PROVIDED ENTRIES start
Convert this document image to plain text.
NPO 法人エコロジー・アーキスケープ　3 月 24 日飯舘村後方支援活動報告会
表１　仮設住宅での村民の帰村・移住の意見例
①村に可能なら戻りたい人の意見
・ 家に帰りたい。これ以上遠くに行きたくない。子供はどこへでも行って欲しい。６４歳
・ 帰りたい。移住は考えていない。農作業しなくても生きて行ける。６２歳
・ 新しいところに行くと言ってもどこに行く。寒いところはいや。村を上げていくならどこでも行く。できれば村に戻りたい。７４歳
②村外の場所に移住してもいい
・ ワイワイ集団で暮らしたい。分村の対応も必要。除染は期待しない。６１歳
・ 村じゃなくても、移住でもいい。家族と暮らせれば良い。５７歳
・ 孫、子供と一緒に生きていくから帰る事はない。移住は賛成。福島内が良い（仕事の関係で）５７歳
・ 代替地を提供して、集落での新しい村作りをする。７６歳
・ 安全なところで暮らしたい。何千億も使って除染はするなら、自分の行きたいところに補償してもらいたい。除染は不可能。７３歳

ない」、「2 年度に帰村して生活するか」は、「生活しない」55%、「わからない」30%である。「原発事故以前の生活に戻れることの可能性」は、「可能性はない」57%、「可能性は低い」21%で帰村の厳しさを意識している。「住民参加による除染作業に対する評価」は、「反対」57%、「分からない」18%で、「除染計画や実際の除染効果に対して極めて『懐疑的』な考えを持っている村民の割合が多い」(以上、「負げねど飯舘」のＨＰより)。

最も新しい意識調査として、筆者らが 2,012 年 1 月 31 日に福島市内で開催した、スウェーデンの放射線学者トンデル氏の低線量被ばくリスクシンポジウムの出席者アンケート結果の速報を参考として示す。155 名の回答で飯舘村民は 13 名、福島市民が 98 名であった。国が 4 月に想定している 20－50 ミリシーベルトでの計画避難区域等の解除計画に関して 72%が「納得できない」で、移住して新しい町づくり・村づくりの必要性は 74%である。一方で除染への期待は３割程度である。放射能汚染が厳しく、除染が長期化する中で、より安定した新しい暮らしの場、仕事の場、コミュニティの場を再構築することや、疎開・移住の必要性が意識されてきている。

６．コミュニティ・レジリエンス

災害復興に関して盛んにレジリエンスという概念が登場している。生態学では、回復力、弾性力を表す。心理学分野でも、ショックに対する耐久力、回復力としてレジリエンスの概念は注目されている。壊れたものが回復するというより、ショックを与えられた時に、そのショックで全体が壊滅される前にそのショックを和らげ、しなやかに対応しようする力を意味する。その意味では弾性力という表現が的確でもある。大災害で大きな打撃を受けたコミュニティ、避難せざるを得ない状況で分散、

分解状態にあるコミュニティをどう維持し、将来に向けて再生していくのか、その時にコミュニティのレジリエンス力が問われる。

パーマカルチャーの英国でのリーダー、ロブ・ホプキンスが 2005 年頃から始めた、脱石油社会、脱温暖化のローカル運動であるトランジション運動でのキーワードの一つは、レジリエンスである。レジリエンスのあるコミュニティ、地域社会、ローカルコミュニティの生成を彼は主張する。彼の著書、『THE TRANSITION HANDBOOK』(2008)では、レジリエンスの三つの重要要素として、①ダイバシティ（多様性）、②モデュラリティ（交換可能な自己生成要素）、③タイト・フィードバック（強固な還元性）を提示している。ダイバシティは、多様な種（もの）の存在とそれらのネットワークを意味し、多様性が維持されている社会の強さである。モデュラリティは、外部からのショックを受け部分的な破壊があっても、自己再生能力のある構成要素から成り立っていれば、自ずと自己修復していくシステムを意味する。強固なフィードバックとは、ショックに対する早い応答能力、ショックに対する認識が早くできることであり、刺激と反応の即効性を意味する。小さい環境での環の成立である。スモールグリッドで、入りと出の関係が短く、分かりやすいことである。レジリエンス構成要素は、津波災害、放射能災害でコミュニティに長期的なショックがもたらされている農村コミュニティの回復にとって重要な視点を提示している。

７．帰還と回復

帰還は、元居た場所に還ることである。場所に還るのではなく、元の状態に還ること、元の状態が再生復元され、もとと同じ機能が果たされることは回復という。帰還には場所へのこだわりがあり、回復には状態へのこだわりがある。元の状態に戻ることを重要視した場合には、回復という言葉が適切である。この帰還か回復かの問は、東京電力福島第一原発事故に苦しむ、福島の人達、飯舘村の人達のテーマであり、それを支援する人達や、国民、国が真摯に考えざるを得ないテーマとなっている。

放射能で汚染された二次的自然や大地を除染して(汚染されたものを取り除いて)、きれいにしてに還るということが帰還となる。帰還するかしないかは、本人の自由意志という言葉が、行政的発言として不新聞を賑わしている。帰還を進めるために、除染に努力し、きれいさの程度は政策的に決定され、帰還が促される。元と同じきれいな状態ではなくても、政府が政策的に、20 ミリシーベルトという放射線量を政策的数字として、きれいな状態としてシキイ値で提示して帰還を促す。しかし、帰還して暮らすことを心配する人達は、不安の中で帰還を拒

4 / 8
PROVIDED ENTRIES end
> [TASK DIRECTIONS] Repeat the data above, word for word.

> [REPLY]
Convert this document image to plain text.
NPO 法人エコロジー・アーキスケープ　3 月 24 日飯舘村後方支援活動報告会
表１　仮設住宅での村民の帰村・移住の意見例
①村に可能なら戻りたい人の意見
・ 家に帰りたい。これ以上遠くに行きたくない。子供はどこへでも行って欲しい。６４歳
・ 帰りたい。移住は考えていない。農作業しなくても生きて行ける。６２歳
・ 新しいところに行くと言ってもどこに行く。寒いところはいや。村を上げていくならどこでも行く。できれば村に戻りたい。７４歳
②村外の場所に移住してもいい
・ ワイワイ集団で暮らしたい。分村の対応も必要。除染は期待しない。６１歳
・ 村じゃなくても、移住でもいい。家族と暮らせれば良い。５７歳
・ 孫、子供と一緒に生きていくから帰る事はない。移住は賛成。福島内が良い（仕事の関係で）５７歳
・ 代替地を提供して、集落での新しい村作りをする。７６歳
・ 安全なところで暮らしたい。何千億も使って除染はするなら、自分の行きたいところに補償してもらいたい。除染は不可能。７３歳

ない」、「2 年度に帰村して生活するか」は、「生活しない」55%、「わからない」30%である。「原発事故以前の生活に戻れることの可能性」は、「可能性はない」57%、「可能性は低い」21%で帰村の厳しさを意識している。「住民参加による除染作業に対する評価」は、「反対」57%、「分からない」18%で、「除染計画や実際の除染効果に対して極めて『懐疑的』な考えを持っている村民の割合が多い」(以上、「負げねど飯舘」のＨＰより)。

最も新しい意識調査として、筆者らが 2,012 年 1 月 31 日に福島市内で開催した、スウェーデンの放射線学者トンデル氏の低線量被ばくリスクシンポジウムの出席者アンケート結果の速報を参考として示す。155 名の回答で飯舘村民は 13 名、福島市民が 98 名であった。国が 4 月に想定している 20－50 ミリシーベルトでの計画避難区域等の解除計画に関して 72%が「納得できない」で、移住して新しい町づくり・村づくりの必要性は 74%である。一方で除染への期待は３割程度である。放射能汚染が厳しく、除染が長期化する中で、より安定した新しい暮らしの場、仕事の場、コミュニティの場を再構築することや、疎開・移住の必要性が意識されてきている。

６．コミュニティ・レジリエンス

災害復興に関して盛んにレジリエンスという概念が登場している。生態学では、回復力、弾性力を表す。心理学分野でも、ショックに対する耐久力、回復力としてレジリエンスの概念は注目されている。壊れたものが回復するというより、ショックを与えられた時に、そのショックで全体が壊滅される前にそのショックを和らげ、しなやかに対応しようする力を意味する。その意味では弾性力という表現が的確でもある。大災害で大きな打撃を受けたコミュニティ、避難せざるを得ない状況で分散、

分解状態にあるコミュニティをどう維持し、将来に向けて再生していくのか、その時にコミュニティのレジリエンス力が問われる。

パーマカルチャーの英国でのリーダー、ロブ・ホプキンスが 2005 年頃から始めた、脱石油社会、脱温暖化のローカル運動であるトランジション運動でのキーワードの一つは、レジリエンスである。レジリエンスのあるコミュニティ、地域社会、ローカルコミュニティの生成を彼は主張する。彼の著書、『THE TRANSITION HANDBOOK』(2008)では、レジリエンスの三つの重要要素として、①ダイバシティ（多様性）、②モデュラリティ（交換可能な自己生成要素）、③タイト・フィードバック（強固な還元性）を提示している。ダイバシティは、多様な種（もの）の存在とそれらのネットワークを意味し、多様性が維持されている社会の強さである。モデュラリティは、外部からのショックを受け部分的な破壊があっても、自己再生能力のある構成要素から成り立っていれば、自ずと自己修復していくシステムを意味する。強固なフィードバックとは、ショックに対する早い応答能力、ショックに対する認識が早くできることであり、刺激と反応の即効性を意味する。小さい環境での環の成立である。スモールグリッドで、入りと出の関係が短く、分かりやすいことである。レジリエンス構成要素は、津波災害、放射能災害でコミュニティに長期的なショックがもたらされている農村コミュニティの回復にとって重要な視点を提示している。

７．帰還と回復

帰還は、元居た場所に還ることである。場所に還るのではなく、元の状態に還ること、元の状態が再生復元され、もとと同じ機能が果たされることは回復という。帰還には場所へのこだわりがあり、回復には状態へのこだわりがある。元の状態に戻ることを重要視した場合には、回復という言葉が適切である。この帰還か回復かの問は、東京電力福島第一原発事故に苦しむ、福島の人達、飯舘村の人達のテーマであり、それを支援する人達や、国民、国が真摯に考えざるを得ないテーマとなっている。

放射能で汚染された二次的自然や大地を除染して(汚染されたものを取り除いて)、きれいにしてに還るということが帰還となる。帰還するかしないかは、本人の自由意志という言葉が、行政的発言として不新聞を賑わしている。帰還を進めるために、除染に努力し、きれいさの程度は政策的に決定され、帰還が促される。元と同じきれいな状態ではなくても、政府が政策的に、20 ミリシーベルトという放射線量を政策的数字として、きれいな状態としてシキイ値で提示して帰還を促す。しかし、帰還して暮らすことを心配する人達は、不安の中で帰還を拒

4 / 8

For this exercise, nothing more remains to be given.